• _Your goal_: Write out the whole listing again, exactly as given.

════════════════

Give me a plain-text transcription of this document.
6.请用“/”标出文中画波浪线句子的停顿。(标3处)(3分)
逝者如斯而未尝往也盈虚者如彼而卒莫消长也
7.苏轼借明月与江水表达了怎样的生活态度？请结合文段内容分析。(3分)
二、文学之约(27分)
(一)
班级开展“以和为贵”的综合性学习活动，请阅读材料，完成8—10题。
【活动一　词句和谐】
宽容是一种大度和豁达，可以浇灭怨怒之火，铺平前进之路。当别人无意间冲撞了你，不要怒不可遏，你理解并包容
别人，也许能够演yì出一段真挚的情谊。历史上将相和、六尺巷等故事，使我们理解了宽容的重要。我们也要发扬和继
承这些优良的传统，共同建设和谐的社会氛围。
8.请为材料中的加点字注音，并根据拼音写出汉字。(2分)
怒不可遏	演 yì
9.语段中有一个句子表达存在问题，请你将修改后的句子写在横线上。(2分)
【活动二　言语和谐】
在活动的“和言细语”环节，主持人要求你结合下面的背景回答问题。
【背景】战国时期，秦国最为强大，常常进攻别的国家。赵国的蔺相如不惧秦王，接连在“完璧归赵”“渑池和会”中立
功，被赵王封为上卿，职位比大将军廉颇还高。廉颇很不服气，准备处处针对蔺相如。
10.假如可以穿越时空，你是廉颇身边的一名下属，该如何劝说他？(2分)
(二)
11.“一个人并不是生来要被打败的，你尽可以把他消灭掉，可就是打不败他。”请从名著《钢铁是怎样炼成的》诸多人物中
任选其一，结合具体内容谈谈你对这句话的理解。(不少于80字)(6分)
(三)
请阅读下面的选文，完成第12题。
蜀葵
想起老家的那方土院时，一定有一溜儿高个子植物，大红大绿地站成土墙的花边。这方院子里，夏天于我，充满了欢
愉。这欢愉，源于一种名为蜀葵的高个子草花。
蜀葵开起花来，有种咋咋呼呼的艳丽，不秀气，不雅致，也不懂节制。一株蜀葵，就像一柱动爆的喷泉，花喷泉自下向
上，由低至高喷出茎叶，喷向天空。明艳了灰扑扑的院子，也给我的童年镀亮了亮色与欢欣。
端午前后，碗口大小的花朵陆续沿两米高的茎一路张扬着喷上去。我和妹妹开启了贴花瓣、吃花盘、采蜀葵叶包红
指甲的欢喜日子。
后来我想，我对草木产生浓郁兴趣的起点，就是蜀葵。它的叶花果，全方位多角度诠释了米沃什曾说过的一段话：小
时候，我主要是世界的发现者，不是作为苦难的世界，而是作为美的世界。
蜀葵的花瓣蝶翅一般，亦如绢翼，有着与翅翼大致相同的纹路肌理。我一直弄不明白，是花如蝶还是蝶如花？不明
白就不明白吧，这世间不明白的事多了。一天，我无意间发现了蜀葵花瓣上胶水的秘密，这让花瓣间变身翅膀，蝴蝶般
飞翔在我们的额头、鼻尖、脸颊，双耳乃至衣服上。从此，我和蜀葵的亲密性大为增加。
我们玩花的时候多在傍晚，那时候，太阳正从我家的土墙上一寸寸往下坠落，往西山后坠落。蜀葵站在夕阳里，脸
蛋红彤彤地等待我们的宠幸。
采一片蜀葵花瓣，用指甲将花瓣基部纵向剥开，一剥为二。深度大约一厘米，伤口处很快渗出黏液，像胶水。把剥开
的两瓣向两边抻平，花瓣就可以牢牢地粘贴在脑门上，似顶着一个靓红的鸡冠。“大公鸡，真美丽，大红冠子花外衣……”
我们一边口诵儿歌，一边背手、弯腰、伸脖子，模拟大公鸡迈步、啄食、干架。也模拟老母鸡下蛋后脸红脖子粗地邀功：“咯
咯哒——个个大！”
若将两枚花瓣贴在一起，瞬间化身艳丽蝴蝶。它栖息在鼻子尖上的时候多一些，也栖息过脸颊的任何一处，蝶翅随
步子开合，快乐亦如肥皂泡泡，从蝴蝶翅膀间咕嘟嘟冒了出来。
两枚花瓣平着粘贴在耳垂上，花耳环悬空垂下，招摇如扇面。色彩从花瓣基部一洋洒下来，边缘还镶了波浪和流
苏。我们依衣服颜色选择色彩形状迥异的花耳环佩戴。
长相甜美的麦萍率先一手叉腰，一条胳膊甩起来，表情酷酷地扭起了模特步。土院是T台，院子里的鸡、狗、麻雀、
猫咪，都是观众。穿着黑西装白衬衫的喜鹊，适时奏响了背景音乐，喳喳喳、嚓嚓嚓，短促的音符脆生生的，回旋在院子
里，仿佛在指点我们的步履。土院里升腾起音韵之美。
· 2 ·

════════════════

• _Result of the task_:
Give me a plain-text transcription of this document.
6.请用“/”标出文中画波浪线句子的停顿。(标3处)(3分)
逝者如斯而未尝往也盈虚者如彼而卒莫消长也
7.苏轼借明月与江水表达了怎样的生活态度？请结合文段内容分析。(3分)
二、文学之约(27分)
(一)
班级开展“以和为贵”的综合性学习活动，请阅读材料，完成8—10题。
【活动一　词句和谐】
宽容是一种大度和豁达，可以浇灭怨怒之火，铺平前进之路。当别人无意间冲撞了你，不要怒不可遏，你理解并包容
别人，也许能够演yì出一段真挚的情谊。历史上将相和、六尺巷等故事，使我们理解了宽容的重要。我们也要发扬和继
承这些优良的传统，共同建设和谐的社会氛围。
8.请为材料中的加点字注音，并根据拼音写出汉字。(2分)
怒不可遏	演 yì
9.语段中有一个句子表达存在问题，请你将修改后的句子写在横线上。(2分)
【活动二　言语和谐】
在活动的“和言细语”环节，主持人要求你结合下面的背景回答问题。
【背景】战国时期，秦国最为强大，常常进攻别的国家。赵国的蔺相如不惧秦王，接连在“完璧归赵”“渑池和会”中立
功，被赵王封为上卿，职位比大将军廉颇还高。廉颇很不服气，准备处处针对蔺相如。
10.假如可以穿越时空，你是廉颇身边的一名下属，该如何劝说他？(2分)
(二)
11.“一个人并不是生来要被打败的，你尽可以把他消灭掉，可就是打不败他。”请从名著《钢铁是怎样炼成的》诸多人物中
任选其一，结合具体内容谈谈你对这句话的理解。(不少于80字)(6分)
(三)
请阅读下面的选文，完成第12题。
蜀葵
想起老家的那方土院时，一定有一溜儿高个子植物，大红大绿地站成土墙的花边。这方院子里，夏天于我，充满了欢
愉。这欢愉，源于一种名为蜀葵的高个子草花。
蜀葵开起花来，有种咋咋呼呼的艳丽，不秀气，不雅致，也不懂节制。一株蜀葵，就像一柱动爆的喷泉，花喷泉自下向
上，由低至高喷出茎叶，喷向天空。明艳了灰扑扑的院子，也给我的童年镀亮了亮色与欢欣。
端午前后，碗口大小的花朵陆续沿两米高的茎一路张扬着喷上去。我和妹妹开启了贴花瓣、吃花盘、采蜀葵叶包红
指甲的欢喜日子。
后来我想，我对草木产生浓郁兴趣的起点，就是蜀葵。它的叶花果，全方位多角度诠释了米沃什曾说过的一段话：小
时候，我主要是世界的发现者，不是作为苦难的世界，而是作为美的世界。
蜀葵的花瓣蝶翅一般，亦如绢翼，有着与翅翼大致相同的纹路肌理。我一直弄不明白，是花如蝶还是蝶如花？不明
白就不明白吧，这世间不明白的事多了。一天，我无意间发现了蜀葵花瓣上胶水的秘密，这让花瓣间变身翅膀，蝴蝶般
飞翔在我们的额头、鼻尖、脸颊，双耳乃至衣服上。从此，我和蜀葵的亲密性大为增加。
我们玩花的时候多在傍晚，那时候，太阳正从我家的土墙上一寸寸往下坠落，往西山后坠落。蜀葵站在夕阳里，脸
蛋红彤彤地等待我们的宠幸。
采一片蜀葵花瓣，用指甲将花瓣基部纵向剥开，一剥为二。深度大约一厘米，伤口处很快渗出黏液，像胶水。把剥开
的两瓣向两边抻平，花瓣就可以牢牢地粘贴在脑门上，似顶着一个靓红的鸡冠。“大公鸡，真美丽，大红冠子花外衣……”
我们一边口诵儿歌，一边背手、弯腰、伸脖子，模拟大公鸡迈步、啄食、干架。也模拟老母鸡下蛋后脸红脖子粗地邀功：“咯
咯哒——个个大！”
若将两枚花瓣贴在一起，瞬间化身艳丽蝴蝶。它栖息在鼻子尖上的时候多一些，也栖息过脸颊的任何一处，蝶翅随
步子开合，快乐亦如肥皂泡泡，从蝴蝶翅膀间咕嘟嘟冒了出来。
两枚花瓣平着粘贴在耳垂上，花耳环悬空垂下，招摇如扇面。色彩从花瓣基部一洋洒下来，边缘还镶了波浪和流
苏。我们依衣服颜色选择色彩形状迥异的花耳环佩戴。
长相甜美的麦萍率先一手叉腰，一条胳膊甩起来，表情酷酷地扭起了模特步。土院是T台，院子里的鸡、狗、麻雀、
猫咪，都是观众。穿着黑西装白衬衫的喜鹊，适时奏响了背景音乐，喳喳喳、嚓嚓嚓，短促的音符脆生生的，回旋在院子
里，仿佛在指点我们的步履。土院里升腾起音韵之美。
· 2 ·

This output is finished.